(Element location data)
::::

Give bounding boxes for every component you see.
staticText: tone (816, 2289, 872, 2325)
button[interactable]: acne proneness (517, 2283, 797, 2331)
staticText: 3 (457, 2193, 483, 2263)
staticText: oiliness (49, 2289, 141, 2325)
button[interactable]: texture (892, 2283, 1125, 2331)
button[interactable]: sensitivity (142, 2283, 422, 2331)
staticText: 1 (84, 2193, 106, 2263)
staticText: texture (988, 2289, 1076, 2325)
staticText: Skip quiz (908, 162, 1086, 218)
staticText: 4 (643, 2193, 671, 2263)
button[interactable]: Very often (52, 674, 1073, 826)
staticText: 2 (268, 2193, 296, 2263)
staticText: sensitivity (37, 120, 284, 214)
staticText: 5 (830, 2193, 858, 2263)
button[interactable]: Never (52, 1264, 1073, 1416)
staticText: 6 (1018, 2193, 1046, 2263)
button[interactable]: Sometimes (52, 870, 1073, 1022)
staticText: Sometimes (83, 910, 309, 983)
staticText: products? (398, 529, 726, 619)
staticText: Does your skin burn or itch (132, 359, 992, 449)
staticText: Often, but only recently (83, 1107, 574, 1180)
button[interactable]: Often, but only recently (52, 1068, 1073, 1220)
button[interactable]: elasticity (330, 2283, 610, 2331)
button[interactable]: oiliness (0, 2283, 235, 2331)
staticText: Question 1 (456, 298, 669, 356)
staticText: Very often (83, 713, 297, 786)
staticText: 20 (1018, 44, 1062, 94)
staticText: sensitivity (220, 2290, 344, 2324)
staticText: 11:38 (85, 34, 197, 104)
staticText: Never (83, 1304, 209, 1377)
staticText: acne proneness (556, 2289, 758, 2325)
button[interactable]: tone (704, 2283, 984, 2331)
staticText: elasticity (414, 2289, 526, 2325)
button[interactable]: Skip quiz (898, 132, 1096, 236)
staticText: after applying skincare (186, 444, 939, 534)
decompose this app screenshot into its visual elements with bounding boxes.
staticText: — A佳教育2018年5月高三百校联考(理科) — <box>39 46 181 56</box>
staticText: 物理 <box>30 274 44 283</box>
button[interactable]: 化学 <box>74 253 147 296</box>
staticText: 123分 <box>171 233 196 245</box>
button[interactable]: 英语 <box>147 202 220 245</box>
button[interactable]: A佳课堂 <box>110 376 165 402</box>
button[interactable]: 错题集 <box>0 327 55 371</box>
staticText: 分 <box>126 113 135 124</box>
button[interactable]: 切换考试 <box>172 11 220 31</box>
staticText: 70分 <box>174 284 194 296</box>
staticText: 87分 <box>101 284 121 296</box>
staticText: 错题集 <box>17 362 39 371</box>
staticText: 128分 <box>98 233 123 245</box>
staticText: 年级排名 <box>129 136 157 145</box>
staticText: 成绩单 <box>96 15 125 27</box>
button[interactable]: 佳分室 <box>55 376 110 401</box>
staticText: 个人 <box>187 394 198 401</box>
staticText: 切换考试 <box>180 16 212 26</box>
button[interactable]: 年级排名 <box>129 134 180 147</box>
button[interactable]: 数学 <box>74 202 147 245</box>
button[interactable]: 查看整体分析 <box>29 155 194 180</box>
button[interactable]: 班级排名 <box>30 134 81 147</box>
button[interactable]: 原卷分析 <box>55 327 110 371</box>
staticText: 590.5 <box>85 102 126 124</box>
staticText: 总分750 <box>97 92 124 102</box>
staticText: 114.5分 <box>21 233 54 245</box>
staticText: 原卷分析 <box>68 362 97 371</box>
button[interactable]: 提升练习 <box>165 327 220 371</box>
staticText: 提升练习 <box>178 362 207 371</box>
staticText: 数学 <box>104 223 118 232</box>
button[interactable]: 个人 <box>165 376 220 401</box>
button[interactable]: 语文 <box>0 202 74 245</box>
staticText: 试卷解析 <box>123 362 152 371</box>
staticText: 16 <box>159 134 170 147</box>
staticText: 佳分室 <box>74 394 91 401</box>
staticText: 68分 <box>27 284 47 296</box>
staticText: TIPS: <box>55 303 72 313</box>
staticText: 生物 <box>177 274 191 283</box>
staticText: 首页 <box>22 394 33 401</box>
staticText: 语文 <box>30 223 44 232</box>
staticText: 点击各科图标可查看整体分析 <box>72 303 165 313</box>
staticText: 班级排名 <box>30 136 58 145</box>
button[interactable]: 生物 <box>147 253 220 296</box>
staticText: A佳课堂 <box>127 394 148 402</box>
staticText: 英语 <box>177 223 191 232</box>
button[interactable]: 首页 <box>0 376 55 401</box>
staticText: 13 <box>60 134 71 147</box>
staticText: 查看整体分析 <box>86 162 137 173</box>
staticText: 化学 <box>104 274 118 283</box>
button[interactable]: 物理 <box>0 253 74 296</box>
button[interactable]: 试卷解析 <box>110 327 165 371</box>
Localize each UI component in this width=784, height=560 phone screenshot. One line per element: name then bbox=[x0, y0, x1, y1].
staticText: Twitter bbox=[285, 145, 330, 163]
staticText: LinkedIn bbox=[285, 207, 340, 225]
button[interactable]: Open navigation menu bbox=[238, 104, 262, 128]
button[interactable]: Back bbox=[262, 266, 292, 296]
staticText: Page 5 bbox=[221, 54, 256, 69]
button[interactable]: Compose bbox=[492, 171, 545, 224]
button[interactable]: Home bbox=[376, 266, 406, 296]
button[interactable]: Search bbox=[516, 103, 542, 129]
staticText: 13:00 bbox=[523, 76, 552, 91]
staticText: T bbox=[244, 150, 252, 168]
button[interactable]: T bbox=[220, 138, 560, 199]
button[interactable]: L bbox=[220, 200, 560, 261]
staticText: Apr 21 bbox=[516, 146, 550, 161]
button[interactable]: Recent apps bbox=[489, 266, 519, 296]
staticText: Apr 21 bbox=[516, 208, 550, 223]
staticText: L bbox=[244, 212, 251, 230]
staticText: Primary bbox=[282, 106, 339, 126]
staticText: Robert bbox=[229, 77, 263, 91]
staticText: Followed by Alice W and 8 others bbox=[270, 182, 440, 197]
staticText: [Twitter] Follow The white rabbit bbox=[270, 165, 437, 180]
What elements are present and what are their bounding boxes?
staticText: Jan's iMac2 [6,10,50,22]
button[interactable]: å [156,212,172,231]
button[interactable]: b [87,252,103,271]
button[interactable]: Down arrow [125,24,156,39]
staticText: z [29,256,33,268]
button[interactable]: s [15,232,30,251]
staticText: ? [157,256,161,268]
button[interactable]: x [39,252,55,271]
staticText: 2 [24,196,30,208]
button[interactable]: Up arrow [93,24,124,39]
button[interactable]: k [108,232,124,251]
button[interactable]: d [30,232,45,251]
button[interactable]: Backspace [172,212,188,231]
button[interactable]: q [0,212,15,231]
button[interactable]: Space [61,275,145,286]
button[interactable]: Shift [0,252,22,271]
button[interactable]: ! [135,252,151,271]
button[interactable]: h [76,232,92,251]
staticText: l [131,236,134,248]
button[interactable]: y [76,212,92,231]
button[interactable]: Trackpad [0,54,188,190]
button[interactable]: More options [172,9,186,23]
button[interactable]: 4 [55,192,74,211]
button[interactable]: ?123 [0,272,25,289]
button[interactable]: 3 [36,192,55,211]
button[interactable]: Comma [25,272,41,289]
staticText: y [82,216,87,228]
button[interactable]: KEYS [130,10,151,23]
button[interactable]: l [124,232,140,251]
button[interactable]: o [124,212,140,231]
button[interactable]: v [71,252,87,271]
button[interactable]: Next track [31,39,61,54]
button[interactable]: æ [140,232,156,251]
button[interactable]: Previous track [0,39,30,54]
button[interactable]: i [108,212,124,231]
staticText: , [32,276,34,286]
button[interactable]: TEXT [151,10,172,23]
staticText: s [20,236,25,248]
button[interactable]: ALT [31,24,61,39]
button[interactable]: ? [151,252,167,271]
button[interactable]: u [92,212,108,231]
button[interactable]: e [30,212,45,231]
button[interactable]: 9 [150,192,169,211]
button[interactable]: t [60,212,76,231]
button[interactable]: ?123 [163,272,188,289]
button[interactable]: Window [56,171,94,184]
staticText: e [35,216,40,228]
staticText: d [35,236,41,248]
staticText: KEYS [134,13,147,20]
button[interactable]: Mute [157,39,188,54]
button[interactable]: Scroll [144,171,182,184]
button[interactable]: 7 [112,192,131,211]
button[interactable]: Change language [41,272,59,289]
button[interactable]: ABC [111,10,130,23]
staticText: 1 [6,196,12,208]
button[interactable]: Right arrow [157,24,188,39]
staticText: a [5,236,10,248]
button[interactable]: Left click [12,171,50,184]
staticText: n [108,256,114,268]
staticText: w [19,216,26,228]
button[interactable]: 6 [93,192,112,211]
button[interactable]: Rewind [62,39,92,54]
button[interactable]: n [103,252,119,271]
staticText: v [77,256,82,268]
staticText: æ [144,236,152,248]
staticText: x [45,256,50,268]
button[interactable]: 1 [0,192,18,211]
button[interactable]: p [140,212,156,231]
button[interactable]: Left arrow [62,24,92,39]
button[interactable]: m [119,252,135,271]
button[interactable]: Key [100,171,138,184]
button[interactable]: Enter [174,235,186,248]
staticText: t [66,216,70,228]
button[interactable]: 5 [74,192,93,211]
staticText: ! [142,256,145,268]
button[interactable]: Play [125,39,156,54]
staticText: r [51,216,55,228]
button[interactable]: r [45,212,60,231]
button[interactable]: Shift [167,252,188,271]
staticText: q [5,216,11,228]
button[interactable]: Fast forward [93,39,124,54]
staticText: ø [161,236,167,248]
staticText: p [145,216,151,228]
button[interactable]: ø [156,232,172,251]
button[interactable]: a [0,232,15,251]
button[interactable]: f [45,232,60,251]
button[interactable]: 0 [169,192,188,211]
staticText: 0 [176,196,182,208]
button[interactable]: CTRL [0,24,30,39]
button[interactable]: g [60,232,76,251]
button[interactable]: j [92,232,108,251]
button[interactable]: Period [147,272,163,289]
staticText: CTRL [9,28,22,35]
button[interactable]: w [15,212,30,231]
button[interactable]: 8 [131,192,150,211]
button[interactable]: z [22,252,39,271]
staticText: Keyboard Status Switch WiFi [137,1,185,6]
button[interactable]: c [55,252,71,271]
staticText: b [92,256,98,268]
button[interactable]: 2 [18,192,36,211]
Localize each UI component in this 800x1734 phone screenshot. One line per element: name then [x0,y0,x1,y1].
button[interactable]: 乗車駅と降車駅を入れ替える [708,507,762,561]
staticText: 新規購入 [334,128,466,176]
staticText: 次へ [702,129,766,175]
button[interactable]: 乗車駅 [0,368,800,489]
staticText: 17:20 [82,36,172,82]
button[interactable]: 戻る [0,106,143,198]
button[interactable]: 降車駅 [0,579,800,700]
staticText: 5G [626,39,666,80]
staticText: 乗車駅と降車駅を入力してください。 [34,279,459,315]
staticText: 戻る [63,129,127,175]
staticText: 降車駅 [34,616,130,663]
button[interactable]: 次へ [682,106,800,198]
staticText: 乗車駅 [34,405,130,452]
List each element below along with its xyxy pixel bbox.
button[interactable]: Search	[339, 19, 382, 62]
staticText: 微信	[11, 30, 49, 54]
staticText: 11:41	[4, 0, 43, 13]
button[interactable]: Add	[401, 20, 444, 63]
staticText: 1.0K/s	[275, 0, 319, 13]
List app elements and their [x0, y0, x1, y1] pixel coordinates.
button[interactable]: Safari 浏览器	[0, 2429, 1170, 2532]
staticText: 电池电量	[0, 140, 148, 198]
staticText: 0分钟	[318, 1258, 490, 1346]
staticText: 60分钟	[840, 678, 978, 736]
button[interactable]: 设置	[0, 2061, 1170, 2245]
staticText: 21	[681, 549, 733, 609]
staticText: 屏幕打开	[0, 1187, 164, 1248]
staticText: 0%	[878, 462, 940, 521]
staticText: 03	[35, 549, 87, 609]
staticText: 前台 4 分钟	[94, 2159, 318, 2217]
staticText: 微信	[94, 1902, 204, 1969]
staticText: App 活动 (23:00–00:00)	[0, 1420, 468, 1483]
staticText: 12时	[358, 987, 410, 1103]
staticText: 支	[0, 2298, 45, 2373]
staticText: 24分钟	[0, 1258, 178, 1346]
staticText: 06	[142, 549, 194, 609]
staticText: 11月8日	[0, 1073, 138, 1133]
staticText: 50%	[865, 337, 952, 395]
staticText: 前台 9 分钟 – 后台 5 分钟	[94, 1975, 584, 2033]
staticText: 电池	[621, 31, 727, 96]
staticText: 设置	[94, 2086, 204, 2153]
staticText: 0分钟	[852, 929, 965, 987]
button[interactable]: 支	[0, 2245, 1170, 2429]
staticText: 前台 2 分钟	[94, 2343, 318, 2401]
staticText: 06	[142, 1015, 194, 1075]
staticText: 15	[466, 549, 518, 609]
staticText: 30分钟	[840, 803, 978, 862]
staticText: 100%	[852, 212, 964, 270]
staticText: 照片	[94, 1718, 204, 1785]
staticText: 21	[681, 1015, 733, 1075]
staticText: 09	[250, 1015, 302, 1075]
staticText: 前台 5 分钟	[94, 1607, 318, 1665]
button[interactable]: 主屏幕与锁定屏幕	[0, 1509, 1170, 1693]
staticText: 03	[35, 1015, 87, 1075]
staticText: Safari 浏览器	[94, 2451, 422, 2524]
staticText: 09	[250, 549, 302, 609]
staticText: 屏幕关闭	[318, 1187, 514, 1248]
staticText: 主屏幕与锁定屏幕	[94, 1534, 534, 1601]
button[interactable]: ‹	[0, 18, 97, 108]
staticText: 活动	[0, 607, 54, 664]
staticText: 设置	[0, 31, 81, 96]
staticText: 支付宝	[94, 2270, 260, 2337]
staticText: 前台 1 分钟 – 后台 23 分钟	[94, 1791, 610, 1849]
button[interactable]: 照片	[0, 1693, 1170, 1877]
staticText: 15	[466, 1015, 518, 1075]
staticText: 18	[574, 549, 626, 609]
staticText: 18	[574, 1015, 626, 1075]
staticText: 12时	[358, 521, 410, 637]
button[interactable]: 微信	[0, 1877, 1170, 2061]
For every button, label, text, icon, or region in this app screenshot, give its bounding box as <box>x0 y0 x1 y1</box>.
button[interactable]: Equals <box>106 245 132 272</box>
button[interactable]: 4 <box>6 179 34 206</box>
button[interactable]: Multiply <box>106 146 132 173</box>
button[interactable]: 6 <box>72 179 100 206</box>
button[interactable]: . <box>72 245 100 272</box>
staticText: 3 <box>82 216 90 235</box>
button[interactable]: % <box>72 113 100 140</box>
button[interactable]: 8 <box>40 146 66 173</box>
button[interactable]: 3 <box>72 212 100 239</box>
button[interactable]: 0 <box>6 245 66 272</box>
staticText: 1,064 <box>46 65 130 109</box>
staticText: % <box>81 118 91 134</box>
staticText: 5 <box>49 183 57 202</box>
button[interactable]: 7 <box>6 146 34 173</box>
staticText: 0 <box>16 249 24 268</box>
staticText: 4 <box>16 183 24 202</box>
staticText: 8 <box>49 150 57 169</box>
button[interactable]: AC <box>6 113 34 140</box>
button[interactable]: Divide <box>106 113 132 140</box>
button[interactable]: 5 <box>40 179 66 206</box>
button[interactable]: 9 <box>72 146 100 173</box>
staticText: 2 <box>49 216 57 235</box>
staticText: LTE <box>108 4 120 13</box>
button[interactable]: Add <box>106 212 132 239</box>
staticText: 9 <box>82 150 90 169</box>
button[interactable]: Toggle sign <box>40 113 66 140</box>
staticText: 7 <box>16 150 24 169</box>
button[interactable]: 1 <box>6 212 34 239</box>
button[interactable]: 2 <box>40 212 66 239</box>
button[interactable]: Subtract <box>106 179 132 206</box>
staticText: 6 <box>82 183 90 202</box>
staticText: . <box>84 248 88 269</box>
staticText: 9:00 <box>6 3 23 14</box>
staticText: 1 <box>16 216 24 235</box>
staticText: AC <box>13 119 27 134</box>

::::

The task: Rewrite the stretch from the start of the records through the line containing "staticText: Skip quiz (908, 162, 1086, 218)", putting "smoothness" wherever "texture" appears and changing nothing else. Give only those lines.

Full solution:
Give bounding boxes for every component you see.
staticText: tone (816, 2289, 872, 2325)
button[interactable]: acne proneness (517, 2283, 797, 2331)
staticText: 3 (457, 2193, 483, 2263)
staticText: oiliness (49, 2289, 141, 2325)
button[interactable]: smoothness (892, 2283, 1125, 2331)
button[interactable]: sensitivity (142, 2283, 422, 2331)
staticText: 1 (84, 2193, 106, 2263)
staticText: smoothness (988, 2289, 1076, 2325)
staticText: Skip quiz (908, 162, 1086, 218)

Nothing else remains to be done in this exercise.